» Job
Copy out each line of the listing that has the word "voice" in it.

» Dataset rows

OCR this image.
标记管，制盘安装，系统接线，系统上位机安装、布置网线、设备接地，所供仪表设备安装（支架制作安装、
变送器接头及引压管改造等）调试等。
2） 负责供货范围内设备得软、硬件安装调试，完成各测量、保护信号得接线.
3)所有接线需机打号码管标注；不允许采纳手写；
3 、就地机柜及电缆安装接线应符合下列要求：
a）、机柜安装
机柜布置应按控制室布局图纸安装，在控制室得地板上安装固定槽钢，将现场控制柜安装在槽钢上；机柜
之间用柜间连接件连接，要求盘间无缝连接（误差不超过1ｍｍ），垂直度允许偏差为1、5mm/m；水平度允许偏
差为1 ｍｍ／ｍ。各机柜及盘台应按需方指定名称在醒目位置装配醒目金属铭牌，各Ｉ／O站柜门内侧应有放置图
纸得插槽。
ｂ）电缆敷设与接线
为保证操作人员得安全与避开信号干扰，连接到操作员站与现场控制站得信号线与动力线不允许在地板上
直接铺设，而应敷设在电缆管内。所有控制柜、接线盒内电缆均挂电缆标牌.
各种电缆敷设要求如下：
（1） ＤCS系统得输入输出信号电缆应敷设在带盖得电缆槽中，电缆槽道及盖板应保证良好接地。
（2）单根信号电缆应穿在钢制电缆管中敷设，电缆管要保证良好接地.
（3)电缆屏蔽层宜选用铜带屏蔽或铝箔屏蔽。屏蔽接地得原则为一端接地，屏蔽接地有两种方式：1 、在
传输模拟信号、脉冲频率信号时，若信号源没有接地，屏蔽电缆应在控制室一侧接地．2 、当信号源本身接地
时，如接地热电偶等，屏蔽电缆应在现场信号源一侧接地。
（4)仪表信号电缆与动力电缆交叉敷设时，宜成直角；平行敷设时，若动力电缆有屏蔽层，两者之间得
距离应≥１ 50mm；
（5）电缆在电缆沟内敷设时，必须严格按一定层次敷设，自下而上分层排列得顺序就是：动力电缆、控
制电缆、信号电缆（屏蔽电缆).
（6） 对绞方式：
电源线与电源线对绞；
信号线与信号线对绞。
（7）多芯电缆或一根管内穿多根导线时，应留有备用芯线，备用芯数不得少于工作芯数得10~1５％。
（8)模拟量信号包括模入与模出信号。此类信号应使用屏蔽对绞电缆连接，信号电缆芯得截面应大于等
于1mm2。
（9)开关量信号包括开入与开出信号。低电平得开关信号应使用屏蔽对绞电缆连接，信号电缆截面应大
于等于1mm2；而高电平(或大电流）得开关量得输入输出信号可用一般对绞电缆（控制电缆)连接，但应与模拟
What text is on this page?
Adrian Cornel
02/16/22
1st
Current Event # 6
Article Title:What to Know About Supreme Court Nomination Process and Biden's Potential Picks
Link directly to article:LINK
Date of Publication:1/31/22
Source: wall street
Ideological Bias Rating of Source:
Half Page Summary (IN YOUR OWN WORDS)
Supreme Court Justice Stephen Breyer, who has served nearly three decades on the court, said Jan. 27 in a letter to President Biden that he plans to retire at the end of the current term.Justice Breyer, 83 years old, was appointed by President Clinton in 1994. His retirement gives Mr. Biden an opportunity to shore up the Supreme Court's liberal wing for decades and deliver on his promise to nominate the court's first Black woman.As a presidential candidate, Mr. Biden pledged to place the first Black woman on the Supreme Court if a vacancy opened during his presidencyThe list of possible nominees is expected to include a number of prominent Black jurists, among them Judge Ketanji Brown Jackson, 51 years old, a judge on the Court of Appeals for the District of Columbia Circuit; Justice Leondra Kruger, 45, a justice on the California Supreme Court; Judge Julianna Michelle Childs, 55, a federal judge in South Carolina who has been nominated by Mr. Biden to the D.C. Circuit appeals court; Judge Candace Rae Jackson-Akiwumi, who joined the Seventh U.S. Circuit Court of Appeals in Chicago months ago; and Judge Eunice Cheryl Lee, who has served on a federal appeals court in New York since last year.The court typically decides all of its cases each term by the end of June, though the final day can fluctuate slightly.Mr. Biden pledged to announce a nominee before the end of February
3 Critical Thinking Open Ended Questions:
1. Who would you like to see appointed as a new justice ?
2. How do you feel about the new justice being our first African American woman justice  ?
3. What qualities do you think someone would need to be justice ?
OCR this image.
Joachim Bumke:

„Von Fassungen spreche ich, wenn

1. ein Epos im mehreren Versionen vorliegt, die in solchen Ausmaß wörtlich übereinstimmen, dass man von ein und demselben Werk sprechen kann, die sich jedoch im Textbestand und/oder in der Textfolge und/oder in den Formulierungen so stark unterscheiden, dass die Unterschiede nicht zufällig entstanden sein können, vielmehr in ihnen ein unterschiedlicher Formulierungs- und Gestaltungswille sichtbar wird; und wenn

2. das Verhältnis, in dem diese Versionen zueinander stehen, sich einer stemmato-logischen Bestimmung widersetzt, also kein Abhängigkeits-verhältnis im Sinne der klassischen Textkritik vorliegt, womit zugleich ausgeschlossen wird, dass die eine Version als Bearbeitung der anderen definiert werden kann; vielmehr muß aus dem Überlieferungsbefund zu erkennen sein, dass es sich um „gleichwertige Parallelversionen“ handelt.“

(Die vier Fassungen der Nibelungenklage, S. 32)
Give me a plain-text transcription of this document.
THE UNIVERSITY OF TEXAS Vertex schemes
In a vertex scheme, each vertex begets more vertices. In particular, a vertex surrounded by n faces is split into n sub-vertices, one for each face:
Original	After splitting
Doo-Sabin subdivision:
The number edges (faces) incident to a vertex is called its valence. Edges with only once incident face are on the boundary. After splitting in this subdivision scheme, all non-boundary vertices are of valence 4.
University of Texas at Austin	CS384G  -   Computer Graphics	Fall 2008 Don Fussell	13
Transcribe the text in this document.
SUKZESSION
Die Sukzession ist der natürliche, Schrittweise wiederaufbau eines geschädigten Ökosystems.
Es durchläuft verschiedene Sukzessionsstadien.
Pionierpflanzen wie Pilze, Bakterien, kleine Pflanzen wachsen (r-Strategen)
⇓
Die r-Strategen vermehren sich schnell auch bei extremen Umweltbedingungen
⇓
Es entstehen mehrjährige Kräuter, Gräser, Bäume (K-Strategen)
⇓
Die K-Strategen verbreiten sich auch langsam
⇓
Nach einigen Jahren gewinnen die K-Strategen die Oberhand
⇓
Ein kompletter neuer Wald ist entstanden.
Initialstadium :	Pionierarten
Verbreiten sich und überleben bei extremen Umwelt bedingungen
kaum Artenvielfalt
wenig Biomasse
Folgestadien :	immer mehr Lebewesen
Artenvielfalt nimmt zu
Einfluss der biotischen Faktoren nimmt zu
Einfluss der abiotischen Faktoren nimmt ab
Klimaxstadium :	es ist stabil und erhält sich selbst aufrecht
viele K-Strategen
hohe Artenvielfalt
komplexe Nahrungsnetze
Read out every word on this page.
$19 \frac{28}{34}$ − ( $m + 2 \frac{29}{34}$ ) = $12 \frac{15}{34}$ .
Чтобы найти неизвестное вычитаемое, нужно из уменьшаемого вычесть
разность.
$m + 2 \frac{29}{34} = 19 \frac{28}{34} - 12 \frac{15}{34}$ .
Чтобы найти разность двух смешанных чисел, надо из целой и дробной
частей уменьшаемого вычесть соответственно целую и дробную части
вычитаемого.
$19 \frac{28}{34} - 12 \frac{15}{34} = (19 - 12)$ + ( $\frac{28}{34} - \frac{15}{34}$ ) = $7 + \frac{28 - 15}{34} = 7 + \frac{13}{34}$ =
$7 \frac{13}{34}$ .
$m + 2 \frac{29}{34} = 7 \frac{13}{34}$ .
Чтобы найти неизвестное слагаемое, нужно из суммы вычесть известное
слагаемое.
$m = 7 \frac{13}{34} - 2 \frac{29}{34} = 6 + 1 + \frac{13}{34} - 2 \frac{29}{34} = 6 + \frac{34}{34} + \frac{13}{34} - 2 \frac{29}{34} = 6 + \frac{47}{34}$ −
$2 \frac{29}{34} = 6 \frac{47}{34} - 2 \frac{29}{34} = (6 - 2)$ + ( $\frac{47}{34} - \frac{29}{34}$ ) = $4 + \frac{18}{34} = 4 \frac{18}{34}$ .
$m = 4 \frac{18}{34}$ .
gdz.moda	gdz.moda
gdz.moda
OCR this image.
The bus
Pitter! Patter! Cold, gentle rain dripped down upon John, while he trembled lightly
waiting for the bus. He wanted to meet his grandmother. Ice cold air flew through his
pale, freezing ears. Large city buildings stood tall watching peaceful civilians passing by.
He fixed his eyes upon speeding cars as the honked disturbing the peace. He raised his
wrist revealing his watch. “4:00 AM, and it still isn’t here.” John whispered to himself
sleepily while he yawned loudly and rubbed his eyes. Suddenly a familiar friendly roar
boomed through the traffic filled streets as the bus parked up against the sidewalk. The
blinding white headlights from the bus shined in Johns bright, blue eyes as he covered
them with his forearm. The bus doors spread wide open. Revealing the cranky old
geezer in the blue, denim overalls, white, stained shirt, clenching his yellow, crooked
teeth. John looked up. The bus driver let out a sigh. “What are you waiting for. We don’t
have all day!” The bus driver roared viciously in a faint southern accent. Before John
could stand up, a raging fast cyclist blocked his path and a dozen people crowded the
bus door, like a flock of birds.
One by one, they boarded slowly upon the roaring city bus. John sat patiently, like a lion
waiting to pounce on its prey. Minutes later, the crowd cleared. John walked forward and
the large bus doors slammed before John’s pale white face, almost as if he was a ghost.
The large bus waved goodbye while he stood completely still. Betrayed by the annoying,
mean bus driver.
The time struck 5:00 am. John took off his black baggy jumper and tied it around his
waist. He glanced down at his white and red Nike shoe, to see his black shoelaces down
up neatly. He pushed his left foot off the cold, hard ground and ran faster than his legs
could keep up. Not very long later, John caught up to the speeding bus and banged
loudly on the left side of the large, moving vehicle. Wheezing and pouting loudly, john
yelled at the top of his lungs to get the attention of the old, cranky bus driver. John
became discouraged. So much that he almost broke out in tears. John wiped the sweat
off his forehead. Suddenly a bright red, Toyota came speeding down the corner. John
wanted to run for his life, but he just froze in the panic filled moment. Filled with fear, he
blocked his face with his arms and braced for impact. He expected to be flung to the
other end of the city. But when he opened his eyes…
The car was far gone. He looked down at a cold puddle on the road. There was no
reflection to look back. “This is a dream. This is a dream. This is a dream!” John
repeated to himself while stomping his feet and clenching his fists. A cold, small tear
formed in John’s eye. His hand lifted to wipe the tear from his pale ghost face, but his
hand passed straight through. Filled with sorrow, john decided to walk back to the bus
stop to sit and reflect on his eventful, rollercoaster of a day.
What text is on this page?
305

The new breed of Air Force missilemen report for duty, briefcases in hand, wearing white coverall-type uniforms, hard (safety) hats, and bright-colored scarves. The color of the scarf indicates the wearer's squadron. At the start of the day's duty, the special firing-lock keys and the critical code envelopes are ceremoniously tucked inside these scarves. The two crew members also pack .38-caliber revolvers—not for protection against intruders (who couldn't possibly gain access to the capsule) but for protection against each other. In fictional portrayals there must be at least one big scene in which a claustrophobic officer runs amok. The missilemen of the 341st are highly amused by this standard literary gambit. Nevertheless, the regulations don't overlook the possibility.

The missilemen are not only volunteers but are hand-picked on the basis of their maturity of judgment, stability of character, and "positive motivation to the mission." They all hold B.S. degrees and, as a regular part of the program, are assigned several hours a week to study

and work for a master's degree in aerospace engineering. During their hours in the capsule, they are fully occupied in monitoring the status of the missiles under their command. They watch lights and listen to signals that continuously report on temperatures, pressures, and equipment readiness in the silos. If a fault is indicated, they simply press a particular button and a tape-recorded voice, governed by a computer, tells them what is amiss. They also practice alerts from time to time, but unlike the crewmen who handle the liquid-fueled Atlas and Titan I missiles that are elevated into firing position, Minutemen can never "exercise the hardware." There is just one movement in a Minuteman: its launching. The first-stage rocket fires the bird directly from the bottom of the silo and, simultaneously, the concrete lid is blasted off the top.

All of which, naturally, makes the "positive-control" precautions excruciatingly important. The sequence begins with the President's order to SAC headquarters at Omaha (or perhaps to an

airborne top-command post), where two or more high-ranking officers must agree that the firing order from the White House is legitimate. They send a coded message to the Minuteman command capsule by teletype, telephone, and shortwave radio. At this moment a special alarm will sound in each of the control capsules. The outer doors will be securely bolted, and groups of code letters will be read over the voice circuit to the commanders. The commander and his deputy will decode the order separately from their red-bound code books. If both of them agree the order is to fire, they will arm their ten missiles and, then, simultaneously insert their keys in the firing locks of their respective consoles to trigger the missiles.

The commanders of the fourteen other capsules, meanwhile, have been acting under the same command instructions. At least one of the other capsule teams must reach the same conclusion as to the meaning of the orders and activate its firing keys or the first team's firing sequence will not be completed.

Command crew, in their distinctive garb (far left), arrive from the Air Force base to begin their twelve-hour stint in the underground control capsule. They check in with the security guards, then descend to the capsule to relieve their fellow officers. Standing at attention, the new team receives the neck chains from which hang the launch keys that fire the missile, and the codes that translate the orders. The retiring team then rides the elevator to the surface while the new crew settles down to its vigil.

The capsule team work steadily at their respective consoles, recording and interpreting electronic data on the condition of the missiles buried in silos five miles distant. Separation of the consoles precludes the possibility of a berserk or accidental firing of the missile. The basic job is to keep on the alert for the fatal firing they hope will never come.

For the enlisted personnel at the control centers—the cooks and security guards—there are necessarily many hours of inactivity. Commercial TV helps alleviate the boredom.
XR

» Expected answer
and work for a master's degree in aerospace engineering. During their hours in the capsule, they are fully occupied in monitoring the status of the missiles under their command. They watch lights and listen to signals that continuously report on temperatures, pressures, and equipment readiness in the silos. If a fault is indicated, they simply press a particular button and a tape-recorded voice, governed by a computer, tells them what is amiss. They also practice alerts from time to time, but unlike the crewmen who handle the liquid-fueled Atlas and Titan I missiles that are elevated into firing position, Minutemen can never "exercise the hardware." There is just one movement in a Minuteman: its launching. The first-stage rocket fires the bird directly from the bottom of the silo and, simultaneously, the concrete lid is blasted off the top.
airborne top-command post), where two or more high-ranking officers must agree that the firing order from the White House is legitimate. They send a coded message to the Minuteman command capsule by teletype, telephone, and shortwave radio. At this moment a special alarm will sound in each of the control capsules. The outer doors will be securely bolted, and groups of code letters will be read over the voice circuit to the commanders. The commander and his deputy will decode the order separately from their red-bound code books. If both of them agree the order is to fire, they will arm their ten missiles and, then, simultaneously insert their keys in the firing locks of their respective consoles to trigger the missiles.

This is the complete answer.